__Given task__:
Copy every line in the records below that contains the word "this".

__Data lines__:
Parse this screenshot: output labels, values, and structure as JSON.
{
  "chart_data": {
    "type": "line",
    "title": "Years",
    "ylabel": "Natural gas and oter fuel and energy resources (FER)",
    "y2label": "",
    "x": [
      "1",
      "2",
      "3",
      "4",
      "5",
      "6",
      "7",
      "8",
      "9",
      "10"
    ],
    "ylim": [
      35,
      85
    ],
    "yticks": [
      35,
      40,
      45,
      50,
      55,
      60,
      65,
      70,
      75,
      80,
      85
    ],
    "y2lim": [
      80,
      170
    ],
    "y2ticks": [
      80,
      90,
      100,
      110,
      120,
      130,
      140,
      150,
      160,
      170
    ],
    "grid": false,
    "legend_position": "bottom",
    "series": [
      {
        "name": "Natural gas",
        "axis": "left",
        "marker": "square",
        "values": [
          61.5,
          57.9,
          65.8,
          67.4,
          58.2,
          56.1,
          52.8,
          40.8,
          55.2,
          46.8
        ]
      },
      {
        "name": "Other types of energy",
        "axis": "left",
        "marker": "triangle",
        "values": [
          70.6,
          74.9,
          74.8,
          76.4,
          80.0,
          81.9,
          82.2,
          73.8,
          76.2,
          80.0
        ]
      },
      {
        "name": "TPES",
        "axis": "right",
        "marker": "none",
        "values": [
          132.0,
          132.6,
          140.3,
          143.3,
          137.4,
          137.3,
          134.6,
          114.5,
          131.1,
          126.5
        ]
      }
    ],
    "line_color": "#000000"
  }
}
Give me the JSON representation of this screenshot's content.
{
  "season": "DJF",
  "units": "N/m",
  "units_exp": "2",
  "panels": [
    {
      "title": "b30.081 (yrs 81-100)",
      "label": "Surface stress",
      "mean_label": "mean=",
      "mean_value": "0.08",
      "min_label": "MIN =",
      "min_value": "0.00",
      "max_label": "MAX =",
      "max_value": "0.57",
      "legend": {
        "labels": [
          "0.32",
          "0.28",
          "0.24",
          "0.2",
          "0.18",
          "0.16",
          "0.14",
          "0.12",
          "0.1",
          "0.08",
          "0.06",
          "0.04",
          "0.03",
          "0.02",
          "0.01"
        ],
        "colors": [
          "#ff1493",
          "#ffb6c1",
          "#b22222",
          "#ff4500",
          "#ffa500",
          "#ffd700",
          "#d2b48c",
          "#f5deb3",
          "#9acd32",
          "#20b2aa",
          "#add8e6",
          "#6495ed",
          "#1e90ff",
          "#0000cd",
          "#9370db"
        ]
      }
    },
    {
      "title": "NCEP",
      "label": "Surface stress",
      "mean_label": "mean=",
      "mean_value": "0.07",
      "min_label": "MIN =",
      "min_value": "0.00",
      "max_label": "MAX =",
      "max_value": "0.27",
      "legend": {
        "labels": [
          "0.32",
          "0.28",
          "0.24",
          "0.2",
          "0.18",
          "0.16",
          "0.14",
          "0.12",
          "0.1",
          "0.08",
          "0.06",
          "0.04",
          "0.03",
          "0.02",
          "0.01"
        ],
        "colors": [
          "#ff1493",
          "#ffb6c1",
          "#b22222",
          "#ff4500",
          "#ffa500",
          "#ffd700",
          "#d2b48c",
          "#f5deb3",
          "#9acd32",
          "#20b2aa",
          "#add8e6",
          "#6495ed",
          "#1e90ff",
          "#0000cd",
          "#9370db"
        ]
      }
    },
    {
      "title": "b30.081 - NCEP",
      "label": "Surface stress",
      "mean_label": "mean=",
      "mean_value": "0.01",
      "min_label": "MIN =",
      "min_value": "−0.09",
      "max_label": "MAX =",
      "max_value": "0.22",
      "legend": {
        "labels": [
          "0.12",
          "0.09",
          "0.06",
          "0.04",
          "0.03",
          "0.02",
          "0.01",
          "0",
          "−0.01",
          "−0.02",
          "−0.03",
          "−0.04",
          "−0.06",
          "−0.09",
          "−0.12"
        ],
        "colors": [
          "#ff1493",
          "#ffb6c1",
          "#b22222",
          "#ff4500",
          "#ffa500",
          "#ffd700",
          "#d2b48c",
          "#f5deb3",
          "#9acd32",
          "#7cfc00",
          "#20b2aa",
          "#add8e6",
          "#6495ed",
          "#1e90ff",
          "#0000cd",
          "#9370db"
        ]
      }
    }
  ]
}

__Exercise response__:
Parse this screenshot: output labels, values, and structure as JSON.
Give me the JSON representation of this screenshot's content.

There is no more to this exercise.